Short problem »
Pull out every line from the listing that has the word "this".

'''

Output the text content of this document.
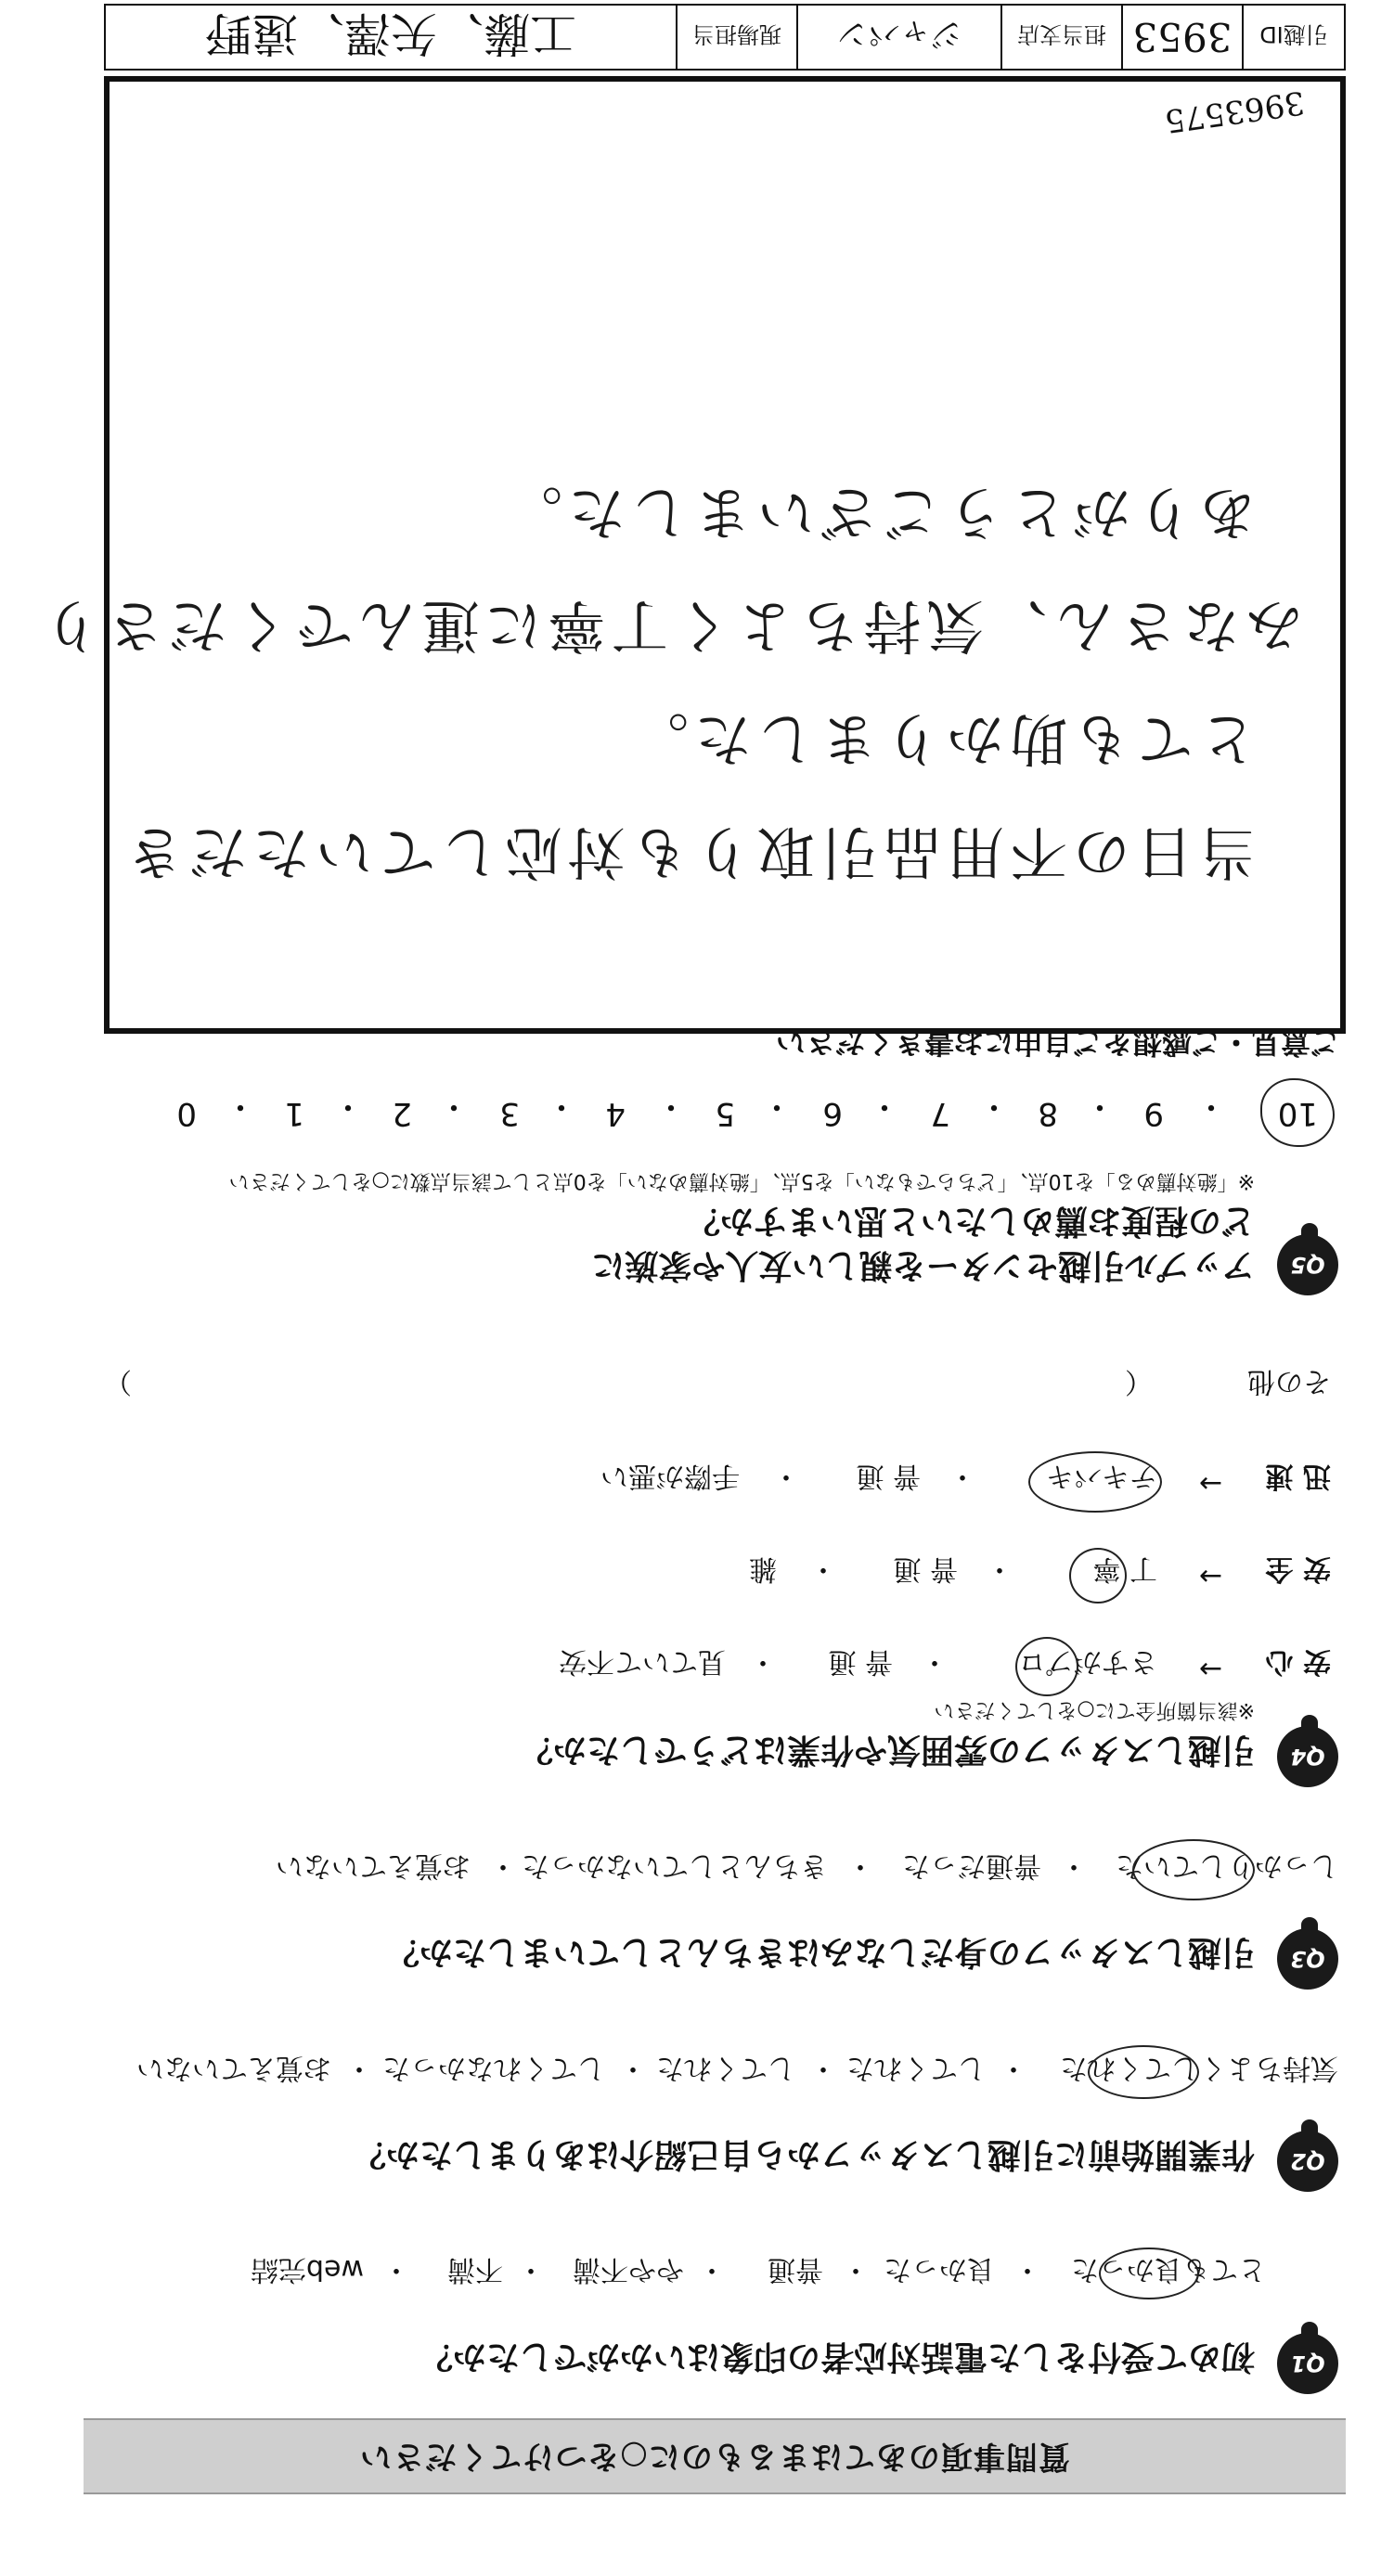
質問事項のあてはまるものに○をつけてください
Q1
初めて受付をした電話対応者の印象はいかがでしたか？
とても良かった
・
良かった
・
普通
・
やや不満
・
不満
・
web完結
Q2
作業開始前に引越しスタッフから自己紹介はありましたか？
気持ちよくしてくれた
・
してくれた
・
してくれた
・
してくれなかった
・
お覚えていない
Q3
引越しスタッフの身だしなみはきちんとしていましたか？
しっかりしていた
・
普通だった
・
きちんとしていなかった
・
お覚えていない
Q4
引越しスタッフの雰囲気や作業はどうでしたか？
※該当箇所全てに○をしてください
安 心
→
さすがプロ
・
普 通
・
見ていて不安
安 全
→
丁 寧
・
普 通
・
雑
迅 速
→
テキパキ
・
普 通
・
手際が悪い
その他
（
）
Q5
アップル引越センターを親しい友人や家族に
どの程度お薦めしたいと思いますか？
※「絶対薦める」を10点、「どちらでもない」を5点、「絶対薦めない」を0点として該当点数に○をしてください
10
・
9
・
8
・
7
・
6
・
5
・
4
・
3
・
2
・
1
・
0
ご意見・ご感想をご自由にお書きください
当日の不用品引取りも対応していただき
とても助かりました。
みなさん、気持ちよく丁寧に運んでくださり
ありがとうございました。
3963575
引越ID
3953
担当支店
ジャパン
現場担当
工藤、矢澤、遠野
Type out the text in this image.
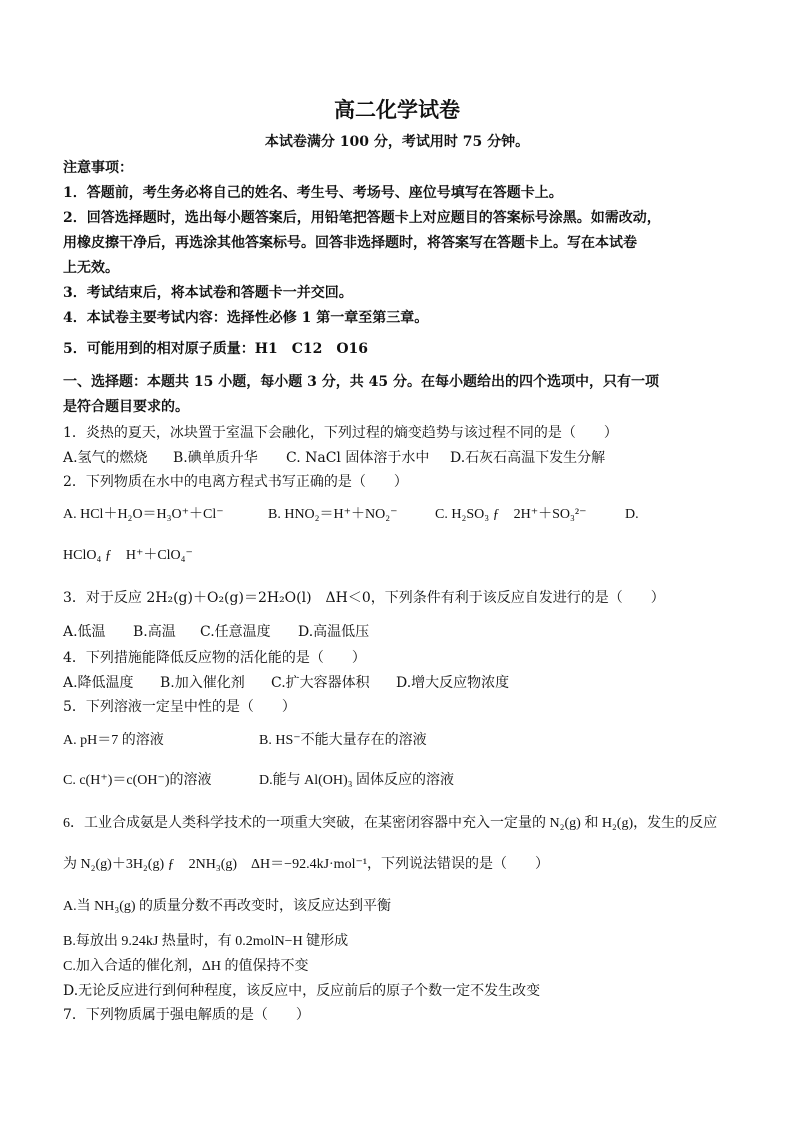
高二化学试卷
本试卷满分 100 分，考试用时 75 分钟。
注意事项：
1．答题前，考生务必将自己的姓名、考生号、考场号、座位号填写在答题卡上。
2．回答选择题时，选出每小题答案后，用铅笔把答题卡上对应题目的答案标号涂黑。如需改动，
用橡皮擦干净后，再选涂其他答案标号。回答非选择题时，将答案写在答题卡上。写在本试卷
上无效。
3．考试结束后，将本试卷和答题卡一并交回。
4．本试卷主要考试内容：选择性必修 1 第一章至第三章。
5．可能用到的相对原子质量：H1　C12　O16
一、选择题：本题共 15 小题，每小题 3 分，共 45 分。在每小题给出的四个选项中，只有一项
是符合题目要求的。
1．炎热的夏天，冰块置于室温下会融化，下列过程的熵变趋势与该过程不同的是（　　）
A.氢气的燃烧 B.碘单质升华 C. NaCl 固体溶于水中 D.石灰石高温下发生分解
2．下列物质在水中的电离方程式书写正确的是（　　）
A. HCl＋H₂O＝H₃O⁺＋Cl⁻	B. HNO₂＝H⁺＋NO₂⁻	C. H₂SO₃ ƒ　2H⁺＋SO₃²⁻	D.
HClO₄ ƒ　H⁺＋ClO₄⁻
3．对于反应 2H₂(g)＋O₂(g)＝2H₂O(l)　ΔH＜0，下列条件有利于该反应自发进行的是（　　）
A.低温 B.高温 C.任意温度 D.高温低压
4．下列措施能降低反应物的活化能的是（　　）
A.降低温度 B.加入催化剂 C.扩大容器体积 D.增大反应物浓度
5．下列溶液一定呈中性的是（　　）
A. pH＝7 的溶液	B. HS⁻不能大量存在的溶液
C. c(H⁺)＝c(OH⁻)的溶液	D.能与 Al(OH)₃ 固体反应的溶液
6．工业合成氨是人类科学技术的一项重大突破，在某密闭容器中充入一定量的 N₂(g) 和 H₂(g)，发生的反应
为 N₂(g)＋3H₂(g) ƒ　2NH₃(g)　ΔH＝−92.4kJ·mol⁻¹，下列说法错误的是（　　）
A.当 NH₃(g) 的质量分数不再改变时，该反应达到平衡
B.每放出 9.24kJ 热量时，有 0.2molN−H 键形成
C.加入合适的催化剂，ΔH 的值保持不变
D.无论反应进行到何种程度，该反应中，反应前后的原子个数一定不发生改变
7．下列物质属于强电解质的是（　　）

'''

Exercise result »
Output the text content of this document.
Type out the text in this image.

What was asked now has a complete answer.